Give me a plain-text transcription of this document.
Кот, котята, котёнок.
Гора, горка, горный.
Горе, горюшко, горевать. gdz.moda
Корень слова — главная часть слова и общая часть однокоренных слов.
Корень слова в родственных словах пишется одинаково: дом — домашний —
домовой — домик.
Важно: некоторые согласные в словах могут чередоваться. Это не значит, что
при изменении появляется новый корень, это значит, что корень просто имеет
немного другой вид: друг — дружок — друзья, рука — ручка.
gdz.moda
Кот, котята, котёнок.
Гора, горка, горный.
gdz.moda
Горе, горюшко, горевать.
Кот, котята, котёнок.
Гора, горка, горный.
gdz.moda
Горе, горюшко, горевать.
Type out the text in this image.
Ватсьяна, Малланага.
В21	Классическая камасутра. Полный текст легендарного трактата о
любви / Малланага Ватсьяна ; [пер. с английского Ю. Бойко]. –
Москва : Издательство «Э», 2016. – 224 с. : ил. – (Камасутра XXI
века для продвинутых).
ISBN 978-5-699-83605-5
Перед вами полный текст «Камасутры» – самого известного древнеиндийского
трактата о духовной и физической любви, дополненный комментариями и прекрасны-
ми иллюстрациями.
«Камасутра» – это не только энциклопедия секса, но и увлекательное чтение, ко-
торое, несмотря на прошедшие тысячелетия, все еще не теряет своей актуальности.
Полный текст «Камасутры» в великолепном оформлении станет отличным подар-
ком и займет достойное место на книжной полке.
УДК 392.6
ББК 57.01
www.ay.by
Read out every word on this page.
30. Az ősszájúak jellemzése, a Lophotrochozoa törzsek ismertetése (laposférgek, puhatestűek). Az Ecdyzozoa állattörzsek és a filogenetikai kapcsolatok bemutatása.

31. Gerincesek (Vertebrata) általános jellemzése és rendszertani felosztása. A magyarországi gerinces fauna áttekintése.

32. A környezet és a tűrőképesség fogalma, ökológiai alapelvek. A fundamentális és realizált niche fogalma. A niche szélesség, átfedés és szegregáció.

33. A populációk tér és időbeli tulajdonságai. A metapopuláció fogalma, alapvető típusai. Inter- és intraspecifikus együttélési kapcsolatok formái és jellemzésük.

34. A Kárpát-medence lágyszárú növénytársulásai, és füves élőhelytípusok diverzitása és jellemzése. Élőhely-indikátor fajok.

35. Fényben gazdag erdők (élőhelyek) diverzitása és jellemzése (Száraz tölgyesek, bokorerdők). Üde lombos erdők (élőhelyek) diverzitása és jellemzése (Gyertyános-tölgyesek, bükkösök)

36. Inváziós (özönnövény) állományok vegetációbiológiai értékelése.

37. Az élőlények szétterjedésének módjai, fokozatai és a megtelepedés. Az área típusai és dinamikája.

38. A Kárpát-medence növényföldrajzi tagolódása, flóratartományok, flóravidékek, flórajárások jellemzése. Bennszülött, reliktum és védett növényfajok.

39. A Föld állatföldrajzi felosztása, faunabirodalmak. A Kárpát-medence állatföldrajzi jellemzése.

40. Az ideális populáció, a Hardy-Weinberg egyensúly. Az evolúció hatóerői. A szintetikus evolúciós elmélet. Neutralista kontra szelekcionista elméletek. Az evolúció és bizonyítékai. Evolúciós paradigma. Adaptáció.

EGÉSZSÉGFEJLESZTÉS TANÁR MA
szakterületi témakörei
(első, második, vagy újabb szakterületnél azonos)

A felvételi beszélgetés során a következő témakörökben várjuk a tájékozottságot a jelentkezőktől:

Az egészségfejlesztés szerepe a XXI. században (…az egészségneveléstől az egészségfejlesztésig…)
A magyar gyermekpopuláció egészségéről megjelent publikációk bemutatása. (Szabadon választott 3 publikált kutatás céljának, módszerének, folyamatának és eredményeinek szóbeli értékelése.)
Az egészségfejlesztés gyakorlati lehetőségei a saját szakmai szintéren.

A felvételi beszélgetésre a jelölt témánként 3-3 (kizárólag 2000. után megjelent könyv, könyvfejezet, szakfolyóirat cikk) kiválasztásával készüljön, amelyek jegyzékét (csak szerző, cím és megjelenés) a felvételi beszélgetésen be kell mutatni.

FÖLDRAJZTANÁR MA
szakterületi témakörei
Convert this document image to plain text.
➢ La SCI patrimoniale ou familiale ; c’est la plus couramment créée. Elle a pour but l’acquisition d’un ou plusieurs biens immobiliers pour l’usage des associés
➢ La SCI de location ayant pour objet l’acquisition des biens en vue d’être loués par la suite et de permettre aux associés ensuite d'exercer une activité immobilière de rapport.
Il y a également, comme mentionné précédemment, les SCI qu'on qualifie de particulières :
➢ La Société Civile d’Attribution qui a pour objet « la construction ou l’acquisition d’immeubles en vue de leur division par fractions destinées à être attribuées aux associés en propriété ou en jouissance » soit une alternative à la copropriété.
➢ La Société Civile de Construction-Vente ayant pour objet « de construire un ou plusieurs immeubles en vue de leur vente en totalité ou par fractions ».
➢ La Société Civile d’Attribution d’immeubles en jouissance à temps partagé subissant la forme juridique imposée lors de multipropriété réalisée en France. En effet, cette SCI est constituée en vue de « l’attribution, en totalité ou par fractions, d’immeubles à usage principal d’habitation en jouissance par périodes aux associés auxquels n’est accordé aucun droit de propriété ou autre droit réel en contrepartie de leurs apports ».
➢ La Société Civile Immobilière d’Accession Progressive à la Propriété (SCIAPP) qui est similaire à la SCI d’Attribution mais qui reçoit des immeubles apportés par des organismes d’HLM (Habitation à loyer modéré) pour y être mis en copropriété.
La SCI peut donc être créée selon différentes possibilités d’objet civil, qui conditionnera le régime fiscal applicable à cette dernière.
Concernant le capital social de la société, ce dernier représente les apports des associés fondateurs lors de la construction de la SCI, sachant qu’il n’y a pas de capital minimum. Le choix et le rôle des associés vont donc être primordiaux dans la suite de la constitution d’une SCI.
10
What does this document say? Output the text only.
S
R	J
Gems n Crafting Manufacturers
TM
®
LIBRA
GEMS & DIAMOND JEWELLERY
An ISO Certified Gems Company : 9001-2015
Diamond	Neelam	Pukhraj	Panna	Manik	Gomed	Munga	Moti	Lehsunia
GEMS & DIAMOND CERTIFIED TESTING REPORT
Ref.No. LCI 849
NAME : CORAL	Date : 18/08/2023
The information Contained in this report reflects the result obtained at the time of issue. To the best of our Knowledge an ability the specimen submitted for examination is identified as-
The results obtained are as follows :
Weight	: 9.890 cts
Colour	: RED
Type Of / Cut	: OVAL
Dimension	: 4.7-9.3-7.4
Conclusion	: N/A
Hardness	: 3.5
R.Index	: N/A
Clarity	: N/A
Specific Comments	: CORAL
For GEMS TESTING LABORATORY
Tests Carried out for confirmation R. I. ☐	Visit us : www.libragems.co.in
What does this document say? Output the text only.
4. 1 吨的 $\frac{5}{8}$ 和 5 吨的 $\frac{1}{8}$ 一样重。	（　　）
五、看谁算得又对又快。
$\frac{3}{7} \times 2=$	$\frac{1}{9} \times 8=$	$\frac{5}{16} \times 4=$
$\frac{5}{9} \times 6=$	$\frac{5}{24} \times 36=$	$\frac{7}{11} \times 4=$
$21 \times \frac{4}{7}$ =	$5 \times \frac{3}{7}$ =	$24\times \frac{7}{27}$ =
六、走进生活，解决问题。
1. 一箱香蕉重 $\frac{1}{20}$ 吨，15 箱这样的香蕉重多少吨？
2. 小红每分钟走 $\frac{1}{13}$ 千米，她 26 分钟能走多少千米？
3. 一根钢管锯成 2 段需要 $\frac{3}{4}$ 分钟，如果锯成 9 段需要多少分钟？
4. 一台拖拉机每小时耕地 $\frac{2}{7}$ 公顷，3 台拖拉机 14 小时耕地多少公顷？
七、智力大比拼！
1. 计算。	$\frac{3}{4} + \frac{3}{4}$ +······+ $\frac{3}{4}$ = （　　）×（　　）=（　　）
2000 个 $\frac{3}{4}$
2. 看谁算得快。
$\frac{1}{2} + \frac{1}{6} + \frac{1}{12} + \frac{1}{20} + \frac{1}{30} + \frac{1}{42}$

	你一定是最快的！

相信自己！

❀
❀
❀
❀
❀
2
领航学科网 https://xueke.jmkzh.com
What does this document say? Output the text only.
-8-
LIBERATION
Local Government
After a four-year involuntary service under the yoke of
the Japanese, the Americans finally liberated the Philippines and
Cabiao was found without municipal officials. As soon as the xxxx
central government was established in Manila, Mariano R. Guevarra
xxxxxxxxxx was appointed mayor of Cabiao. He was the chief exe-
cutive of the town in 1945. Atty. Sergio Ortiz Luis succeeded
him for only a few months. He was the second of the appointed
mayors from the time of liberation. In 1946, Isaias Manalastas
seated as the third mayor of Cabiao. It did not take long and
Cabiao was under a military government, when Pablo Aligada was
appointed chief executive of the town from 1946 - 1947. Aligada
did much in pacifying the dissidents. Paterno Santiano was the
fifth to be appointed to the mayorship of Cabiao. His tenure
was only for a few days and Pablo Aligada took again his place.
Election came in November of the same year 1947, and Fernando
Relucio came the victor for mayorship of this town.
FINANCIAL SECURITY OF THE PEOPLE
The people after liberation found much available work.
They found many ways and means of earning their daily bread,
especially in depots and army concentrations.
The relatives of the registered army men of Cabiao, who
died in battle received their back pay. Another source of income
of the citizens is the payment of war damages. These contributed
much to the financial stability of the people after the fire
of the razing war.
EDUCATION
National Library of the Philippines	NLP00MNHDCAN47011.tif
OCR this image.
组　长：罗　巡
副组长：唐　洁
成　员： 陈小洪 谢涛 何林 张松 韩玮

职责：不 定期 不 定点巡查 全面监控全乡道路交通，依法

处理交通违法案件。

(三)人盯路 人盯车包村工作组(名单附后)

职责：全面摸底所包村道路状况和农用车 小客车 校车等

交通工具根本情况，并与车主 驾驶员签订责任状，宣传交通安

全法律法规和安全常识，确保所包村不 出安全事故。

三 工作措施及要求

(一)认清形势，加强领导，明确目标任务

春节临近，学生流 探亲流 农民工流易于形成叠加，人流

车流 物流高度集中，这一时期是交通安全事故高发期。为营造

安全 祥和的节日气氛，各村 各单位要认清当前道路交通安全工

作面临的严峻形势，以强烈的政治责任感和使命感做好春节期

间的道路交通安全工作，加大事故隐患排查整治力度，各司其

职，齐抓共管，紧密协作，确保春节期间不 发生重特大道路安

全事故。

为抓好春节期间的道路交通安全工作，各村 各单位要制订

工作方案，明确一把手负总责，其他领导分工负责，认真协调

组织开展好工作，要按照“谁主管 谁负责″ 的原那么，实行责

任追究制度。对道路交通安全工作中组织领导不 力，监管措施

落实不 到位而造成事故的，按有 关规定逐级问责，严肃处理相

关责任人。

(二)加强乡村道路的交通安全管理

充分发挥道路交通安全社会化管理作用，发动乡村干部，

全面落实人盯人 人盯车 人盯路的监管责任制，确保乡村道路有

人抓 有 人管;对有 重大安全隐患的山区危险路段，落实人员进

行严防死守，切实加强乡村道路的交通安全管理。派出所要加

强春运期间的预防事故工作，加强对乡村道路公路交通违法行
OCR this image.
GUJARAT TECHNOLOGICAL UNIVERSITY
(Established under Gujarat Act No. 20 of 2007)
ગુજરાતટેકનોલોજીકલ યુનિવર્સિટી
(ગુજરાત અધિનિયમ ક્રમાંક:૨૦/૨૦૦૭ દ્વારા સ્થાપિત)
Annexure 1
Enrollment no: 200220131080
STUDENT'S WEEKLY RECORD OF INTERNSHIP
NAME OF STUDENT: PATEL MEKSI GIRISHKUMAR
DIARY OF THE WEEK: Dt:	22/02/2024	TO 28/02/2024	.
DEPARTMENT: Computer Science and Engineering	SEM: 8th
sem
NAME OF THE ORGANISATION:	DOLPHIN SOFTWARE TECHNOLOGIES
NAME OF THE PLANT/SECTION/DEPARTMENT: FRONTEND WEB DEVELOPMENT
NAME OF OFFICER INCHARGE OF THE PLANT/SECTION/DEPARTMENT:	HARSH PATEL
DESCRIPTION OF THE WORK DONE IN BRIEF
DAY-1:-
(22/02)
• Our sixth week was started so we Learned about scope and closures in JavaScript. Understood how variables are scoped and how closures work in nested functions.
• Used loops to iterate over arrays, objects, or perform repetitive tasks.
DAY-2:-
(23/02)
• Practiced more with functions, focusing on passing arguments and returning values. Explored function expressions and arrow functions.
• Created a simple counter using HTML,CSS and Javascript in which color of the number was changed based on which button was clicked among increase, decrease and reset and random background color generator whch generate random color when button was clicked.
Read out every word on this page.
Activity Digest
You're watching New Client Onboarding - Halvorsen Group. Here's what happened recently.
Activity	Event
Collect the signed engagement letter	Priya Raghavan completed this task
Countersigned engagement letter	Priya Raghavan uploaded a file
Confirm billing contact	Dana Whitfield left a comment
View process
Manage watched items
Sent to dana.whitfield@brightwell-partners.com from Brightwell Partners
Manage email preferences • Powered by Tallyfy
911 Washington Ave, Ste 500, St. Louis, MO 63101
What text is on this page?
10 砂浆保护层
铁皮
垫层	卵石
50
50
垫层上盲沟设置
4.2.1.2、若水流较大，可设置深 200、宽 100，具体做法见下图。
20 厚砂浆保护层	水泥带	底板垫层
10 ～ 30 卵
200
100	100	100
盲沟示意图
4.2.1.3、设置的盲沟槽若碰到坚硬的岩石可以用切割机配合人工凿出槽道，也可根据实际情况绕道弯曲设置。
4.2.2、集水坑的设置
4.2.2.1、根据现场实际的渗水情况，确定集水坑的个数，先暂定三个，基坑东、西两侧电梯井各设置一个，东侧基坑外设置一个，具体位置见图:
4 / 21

■ ■ ■ ■ ■ ■ ■

» What the task asks: Gather, from the listing above, every line carrying the word "much".

» Result of the exercise:
did much in pacifying the dissidents. Paterno Santiano was the
The people after liberation found much available work.
much to the financial stability of the people after the fire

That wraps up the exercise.